# Start of Excerpted data
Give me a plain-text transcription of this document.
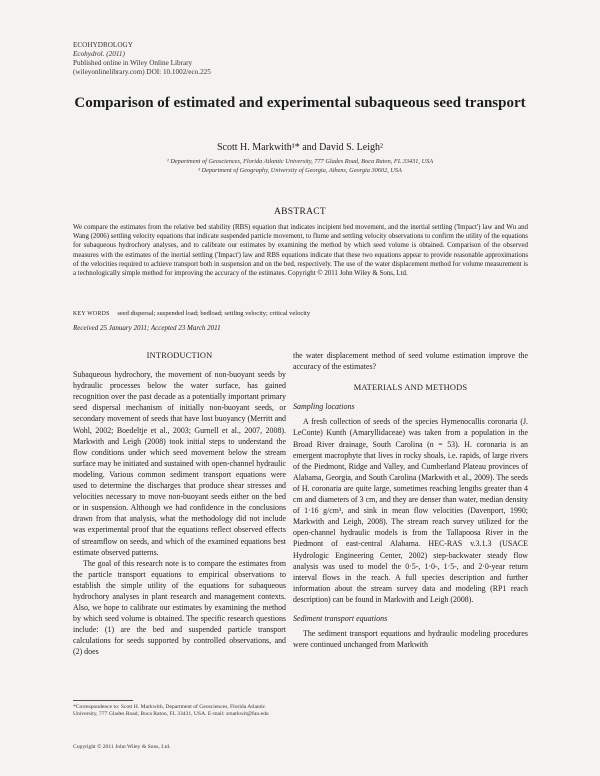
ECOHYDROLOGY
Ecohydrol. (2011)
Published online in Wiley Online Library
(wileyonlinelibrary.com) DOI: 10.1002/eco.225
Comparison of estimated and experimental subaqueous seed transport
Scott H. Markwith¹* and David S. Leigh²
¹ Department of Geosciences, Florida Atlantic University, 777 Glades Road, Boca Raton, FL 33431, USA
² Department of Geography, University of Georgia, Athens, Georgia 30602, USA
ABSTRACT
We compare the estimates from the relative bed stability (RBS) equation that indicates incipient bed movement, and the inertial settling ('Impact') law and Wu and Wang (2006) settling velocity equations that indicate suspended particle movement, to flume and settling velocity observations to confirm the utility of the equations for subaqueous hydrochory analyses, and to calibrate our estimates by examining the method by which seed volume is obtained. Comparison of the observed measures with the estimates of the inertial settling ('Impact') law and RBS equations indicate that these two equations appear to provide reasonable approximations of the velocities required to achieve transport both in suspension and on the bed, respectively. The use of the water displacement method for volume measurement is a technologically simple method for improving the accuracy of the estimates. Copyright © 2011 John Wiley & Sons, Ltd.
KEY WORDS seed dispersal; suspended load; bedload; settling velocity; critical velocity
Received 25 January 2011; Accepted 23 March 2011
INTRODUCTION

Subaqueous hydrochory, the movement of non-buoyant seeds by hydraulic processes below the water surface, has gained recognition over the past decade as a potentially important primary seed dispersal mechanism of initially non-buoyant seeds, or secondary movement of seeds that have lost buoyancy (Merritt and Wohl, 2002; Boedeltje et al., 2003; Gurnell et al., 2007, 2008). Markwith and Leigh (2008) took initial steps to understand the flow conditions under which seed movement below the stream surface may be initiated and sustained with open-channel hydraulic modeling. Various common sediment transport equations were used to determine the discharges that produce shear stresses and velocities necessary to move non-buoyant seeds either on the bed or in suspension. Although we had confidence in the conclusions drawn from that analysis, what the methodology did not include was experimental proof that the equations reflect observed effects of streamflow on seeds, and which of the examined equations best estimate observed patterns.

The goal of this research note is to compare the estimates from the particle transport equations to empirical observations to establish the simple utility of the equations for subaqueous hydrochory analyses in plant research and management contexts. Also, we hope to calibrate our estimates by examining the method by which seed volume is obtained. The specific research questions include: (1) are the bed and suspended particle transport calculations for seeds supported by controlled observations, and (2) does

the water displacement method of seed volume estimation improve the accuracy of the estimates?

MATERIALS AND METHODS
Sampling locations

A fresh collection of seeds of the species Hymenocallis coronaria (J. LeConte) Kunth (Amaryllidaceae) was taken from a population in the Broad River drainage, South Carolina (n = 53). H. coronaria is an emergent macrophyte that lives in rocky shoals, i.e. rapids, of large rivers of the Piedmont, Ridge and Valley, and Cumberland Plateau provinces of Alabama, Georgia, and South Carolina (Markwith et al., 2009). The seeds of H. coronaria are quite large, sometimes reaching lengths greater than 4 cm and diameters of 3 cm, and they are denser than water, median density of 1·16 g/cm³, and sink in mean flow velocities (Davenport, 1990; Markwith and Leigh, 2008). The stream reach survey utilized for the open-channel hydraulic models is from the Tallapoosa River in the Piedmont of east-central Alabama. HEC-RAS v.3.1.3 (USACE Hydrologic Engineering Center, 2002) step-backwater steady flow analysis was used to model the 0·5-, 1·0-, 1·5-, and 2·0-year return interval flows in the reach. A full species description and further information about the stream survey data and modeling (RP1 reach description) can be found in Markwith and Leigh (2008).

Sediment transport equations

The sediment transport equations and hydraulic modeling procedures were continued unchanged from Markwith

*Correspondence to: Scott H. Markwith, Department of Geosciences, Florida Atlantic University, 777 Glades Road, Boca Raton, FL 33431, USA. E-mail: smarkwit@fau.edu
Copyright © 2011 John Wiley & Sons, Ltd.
# End of Excerpted data
# Start of Excerpted data
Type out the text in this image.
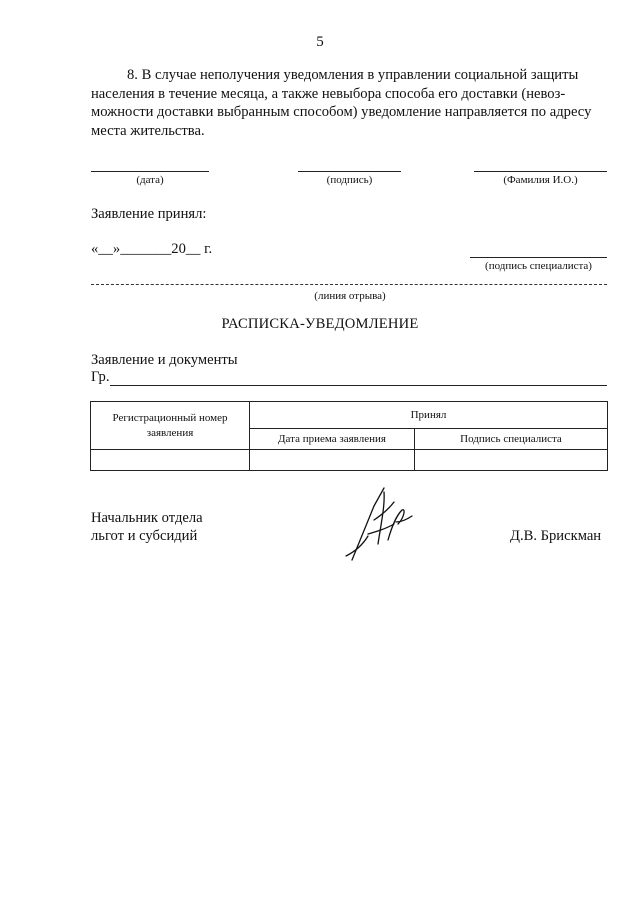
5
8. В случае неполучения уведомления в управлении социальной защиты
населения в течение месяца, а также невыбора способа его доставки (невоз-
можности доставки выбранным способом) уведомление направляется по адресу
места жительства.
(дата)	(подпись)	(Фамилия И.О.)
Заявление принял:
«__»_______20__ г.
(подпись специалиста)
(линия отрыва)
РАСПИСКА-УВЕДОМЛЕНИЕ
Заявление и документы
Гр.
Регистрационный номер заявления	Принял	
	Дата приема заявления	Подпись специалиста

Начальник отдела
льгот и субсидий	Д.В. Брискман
# End of Excerpted data
[Exercise directions] Of the lines in the material, how many hold the word "Glades"? Reply with the number only.

[Response to the exercise] 2